*** Given records

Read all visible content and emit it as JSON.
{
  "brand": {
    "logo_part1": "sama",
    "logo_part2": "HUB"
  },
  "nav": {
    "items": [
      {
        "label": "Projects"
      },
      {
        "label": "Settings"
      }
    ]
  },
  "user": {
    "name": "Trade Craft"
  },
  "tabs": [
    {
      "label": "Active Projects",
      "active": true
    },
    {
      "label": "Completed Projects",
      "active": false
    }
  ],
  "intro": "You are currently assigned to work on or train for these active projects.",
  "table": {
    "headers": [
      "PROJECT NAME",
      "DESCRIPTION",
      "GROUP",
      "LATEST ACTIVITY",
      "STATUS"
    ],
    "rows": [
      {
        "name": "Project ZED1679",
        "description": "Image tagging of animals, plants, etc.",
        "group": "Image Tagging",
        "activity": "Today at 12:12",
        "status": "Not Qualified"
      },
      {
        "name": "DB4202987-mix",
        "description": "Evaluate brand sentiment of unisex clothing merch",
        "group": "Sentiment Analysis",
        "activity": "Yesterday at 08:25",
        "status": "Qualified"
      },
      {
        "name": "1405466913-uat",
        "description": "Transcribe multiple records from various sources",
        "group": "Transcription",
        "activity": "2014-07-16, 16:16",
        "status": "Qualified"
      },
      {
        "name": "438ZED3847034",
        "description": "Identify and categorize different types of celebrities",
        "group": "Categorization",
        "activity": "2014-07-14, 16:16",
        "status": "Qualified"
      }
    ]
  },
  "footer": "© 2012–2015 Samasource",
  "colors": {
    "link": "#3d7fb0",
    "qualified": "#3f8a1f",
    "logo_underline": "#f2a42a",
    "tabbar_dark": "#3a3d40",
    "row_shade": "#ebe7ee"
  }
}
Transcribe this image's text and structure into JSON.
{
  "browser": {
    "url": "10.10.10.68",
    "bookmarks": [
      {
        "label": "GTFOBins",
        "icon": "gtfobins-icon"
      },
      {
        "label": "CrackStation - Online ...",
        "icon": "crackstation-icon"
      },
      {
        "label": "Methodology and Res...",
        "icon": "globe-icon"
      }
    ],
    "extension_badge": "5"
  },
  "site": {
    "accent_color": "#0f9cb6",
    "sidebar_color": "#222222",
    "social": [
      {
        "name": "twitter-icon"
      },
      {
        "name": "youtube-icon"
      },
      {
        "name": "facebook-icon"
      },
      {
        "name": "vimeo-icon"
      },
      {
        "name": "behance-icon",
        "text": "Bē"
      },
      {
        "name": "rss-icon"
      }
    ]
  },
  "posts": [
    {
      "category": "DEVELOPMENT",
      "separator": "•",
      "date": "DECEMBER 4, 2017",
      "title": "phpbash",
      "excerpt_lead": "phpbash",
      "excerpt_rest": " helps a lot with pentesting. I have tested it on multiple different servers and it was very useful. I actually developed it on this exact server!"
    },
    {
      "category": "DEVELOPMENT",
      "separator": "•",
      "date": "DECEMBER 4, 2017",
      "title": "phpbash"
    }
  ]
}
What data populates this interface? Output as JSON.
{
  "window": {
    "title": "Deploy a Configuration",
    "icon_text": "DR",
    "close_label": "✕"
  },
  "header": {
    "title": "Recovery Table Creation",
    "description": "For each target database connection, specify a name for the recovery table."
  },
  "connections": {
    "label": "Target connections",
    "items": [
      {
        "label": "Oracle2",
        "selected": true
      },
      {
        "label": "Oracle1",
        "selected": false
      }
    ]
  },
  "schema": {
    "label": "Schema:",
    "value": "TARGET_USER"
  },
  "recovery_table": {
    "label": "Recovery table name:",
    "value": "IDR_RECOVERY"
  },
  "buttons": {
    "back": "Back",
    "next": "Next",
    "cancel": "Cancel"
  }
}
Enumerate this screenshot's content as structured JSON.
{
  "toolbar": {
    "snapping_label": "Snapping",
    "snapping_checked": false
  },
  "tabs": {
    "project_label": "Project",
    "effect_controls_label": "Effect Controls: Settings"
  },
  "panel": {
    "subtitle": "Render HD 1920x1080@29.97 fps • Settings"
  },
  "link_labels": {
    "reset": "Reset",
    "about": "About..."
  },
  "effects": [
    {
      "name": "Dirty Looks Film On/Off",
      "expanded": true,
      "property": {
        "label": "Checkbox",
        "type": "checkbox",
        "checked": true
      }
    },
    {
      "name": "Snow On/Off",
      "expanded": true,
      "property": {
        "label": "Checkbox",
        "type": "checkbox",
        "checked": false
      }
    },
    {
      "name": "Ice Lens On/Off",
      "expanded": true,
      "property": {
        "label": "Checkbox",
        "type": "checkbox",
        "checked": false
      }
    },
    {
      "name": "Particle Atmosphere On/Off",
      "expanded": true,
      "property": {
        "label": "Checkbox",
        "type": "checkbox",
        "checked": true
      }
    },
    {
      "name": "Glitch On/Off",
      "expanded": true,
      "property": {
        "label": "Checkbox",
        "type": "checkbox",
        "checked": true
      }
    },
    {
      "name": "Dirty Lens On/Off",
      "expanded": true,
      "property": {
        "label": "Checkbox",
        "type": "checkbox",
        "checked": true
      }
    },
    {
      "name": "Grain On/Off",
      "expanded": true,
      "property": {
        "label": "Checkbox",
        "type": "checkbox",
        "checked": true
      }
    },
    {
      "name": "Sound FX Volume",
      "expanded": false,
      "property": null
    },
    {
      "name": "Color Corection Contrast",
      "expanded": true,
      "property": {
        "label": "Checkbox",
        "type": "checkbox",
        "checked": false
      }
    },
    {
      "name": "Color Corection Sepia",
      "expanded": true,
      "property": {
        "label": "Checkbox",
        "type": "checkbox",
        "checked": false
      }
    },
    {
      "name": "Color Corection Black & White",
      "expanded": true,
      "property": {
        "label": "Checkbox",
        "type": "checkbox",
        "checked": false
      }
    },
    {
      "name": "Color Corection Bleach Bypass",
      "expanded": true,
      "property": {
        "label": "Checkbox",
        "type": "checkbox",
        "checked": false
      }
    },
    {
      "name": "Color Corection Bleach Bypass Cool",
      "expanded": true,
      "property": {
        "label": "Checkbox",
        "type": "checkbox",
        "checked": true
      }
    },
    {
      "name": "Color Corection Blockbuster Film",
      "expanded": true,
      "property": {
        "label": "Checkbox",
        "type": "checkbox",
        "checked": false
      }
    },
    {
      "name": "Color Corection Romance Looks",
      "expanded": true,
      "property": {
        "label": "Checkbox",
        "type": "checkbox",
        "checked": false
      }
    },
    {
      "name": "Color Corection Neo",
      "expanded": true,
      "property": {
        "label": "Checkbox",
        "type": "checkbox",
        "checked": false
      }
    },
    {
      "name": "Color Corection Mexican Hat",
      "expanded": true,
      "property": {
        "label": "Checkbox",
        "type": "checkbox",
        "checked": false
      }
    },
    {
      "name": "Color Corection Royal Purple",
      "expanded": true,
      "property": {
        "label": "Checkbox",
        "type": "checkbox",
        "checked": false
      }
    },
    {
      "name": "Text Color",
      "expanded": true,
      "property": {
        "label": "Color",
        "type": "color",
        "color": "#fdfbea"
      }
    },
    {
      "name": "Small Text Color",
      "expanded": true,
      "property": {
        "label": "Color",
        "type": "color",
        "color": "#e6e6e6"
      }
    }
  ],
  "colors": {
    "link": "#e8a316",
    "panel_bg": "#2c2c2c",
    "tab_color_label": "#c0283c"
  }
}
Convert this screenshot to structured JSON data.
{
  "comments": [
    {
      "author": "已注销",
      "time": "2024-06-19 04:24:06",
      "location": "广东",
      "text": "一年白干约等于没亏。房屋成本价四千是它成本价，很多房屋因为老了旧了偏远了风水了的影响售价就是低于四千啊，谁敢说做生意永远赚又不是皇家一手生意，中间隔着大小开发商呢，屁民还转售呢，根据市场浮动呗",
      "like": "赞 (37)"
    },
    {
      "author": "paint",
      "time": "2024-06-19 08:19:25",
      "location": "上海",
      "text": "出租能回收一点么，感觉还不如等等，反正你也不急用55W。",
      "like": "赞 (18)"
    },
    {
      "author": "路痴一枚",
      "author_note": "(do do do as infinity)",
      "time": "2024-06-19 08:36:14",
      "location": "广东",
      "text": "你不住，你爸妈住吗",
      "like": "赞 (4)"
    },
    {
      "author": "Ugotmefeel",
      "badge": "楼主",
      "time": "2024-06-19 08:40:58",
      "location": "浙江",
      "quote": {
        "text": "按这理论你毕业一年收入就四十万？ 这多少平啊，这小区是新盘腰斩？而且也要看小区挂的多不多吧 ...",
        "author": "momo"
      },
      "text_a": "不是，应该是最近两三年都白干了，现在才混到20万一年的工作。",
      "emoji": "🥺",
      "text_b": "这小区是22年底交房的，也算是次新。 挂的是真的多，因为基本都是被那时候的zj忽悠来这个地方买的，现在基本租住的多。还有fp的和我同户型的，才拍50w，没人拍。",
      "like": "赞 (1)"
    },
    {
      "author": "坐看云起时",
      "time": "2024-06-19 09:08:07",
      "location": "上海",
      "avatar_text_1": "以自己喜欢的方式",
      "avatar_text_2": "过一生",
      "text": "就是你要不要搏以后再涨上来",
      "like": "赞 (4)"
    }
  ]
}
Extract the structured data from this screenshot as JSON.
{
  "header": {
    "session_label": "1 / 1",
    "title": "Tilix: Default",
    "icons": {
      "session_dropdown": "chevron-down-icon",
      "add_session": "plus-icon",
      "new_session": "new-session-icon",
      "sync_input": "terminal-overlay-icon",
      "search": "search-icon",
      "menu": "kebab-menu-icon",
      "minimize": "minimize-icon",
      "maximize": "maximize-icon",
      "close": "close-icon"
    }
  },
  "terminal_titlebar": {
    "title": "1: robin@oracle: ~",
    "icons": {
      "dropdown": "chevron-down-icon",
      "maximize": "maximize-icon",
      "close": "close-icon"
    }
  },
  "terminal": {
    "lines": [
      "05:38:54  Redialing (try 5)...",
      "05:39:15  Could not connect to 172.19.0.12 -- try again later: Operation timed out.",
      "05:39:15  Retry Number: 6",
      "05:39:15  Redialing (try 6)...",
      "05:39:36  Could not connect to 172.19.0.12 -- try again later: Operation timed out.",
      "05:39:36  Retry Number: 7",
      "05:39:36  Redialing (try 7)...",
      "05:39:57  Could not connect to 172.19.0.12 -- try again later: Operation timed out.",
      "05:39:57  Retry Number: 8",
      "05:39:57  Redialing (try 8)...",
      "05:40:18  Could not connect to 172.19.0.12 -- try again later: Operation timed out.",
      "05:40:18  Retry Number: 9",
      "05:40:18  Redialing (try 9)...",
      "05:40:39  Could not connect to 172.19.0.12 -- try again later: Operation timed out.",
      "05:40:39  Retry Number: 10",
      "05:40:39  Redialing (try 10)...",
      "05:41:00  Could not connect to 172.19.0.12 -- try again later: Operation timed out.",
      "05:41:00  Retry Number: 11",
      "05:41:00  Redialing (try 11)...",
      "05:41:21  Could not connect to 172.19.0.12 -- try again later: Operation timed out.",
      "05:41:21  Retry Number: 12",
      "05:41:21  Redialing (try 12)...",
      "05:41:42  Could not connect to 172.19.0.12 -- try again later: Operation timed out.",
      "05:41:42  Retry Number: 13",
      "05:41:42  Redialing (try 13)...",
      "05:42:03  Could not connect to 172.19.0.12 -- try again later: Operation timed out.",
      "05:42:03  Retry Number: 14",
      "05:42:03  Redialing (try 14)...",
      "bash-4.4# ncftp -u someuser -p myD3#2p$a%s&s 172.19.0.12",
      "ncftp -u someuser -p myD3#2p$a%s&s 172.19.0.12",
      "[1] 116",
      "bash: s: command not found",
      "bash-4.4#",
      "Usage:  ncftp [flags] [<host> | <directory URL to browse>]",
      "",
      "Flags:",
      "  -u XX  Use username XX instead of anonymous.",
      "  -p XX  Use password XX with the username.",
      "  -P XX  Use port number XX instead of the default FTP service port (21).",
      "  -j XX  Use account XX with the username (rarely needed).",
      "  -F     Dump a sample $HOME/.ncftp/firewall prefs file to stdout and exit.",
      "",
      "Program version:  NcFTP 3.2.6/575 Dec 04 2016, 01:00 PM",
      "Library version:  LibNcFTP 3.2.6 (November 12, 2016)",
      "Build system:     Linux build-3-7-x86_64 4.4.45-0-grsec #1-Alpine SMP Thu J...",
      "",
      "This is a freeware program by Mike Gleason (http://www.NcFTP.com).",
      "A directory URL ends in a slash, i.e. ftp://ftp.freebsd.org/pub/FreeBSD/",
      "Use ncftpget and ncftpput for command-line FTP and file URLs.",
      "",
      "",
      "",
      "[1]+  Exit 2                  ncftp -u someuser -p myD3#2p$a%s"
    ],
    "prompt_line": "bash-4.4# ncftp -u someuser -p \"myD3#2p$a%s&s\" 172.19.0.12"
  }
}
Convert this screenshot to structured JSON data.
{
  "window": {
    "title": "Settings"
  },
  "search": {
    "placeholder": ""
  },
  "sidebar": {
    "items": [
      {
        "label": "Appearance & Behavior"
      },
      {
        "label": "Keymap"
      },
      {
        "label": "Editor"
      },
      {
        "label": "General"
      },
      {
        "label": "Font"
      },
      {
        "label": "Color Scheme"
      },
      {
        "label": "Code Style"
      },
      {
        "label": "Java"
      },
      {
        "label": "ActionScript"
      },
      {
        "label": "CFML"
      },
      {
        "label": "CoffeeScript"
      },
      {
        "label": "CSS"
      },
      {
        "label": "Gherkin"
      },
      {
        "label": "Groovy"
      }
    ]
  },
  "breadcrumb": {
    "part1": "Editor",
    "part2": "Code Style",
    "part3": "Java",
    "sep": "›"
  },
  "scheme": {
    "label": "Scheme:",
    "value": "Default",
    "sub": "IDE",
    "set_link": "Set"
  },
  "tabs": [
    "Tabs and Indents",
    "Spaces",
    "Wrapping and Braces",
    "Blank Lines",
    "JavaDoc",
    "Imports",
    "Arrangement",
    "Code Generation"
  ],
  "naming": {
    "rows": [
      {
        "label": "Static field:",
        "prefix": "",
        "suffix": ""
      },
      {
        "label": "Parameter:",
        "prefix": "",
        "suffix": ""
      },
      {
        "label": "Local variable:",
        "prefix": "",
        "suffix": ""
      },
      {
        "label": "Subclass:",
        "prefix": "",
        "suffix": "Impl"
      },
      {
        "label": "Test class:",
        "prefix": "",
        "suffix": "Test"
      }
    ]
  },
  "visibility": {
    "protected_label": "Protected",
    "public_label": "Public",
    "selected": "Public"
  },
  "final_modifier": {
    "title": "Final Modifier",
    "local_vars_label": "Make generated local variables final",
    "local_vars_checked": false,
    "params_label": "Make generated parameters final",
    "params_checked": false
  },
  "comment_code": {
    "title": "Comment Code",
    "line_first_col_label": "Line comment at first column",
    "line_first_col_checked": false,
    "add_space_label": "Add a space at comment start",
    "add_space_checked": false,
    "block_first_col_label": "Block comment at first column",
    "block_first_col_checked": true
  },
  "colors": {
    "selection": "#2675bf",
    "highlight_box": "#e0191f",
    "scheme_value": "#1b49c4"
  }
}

******

• Objective: Check each line in the records for the word "generated" and say how many have it, with nothing else.

• Result: 2